> _WORK REQUIRED_: Search the data for the word "Interior" and copy every line where it occurs.

**** RECORDS TO USE ****

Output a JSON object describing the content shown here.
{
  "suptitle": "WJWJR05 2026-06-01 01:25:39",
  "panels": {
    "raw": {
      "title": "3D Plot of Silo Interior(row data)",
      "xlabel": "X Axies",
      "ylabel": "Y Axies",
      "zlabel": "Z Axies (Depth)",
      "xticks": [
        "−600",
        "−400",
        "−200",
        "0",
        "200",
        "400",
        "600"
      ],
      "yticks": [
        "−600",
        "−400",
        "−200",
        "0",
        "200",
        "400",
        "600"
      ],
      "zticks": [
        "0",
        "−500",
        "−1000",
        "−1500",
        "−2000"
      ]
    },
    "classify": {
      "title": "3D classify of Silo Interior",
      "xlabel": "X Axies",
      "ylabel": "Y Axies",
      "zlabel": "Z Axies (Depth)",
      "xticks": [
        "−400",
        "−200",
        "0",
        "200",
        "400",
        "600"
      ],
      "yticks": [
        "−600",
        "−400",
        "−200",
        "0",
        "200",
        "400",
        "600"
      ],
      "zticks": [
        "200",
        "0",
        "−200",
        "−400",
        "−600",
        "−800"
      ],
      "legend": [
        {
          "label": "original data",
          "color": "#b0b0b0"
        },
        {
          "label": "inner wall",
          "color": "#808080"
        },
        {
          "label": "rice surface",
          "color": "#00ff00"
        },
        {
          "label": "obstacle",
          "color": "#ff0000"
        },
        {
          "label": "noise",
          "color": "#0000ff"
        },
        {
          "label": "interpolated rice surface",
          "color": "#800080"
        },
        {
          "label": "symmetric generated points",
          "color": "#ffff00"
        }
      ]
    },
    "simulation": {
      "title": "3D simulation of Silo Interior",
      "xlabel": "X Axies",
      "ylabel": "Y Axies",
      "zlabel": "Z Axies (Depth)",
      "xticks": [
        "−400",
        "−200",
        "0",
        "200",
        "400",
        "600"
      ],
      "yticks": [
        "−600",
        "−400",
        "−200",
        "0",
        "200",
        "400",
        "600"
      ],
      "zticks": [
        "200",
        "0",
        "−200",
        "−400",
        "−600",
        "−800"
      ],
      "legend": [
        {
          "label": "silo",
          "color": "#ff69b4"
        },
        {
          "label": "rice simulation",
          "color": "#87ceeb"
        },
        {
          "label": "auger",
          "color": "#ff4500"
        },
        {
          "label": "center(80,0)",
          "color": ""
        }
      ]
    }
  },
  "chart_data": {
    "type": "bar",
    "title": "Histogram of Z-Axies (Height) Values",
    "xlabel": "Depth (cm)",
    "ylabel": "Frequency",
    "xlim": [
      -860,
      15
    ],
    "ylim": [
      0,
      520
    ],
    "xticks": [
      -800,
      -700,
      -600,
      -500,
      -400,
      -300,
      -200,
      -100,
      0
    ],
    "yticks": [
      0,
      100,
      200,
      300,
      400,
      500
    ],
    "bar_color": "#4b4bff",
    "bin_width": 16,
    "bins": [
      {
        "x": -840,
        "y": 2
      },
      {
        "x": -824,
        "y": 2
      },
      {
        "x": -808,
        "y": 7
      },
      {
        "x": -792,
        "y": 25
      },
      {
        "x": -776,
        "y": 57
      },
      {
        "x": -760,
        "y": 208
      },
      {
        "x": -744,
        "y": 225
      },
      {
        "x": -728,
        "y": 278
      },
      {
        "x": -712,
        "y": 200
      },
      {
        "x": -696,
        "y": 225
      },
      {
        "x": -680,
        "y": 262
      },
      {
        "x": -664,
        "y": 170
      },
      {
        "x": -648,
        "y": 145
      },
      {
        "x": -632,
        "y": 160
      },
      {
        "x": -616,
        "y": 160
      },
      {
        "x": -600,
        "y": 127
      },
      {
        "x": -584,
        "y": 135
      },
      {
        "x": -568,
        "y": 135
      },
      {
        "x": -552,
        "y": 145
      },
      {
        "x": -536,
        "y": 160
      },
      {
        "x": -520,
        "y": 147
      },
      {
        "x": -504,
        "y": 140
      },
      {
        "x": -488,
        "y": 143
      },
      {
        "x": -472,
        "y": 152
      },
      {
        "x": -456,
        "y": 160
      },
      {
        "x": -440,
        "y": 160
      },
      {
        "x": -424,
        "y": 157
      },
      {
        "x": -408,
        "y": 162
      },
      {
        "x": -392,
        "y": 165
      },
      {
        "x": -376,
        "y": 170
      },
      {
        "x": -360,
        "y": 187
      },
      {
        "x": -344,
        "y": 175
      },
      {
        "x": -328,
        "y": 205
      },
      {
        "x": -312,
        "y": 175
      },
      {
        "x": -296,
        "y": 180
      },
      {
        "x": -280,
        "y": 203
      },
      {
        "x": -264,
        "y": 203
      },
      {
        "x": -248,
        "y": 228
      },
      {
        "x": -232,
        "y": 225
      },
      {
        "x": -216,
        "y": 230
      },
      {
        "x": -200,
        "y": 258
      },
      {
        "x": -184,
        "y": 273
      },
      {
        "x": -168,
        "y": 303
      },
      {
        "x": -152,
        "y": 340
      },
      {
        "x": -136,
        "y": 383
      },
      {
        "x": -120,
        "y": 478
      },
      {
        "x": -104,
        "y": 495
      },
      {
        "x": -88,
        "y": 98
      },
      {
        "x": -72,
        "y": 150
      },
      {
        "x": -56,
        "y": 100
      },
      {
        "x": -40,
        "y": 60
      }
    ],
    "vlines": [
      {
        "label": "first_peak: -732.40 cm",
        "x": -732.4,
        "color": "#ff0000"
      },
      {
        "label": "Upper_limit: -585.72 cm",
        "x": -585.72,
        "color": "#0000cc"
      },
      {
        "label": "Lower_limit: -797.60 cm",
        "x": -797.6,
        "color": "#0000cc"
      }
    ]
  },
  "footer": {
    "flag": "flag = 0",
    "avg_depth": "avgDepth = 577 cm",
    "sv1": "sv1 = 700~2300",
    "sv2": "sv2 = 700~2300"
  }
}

****

> _RESPONSE TO THE EXERCISE_:
      "title": "3D Plot of Silo Interior(row data)",
      "title": "3D classify of Silo Interior",
      "title": "3D simulation of Silo Interior",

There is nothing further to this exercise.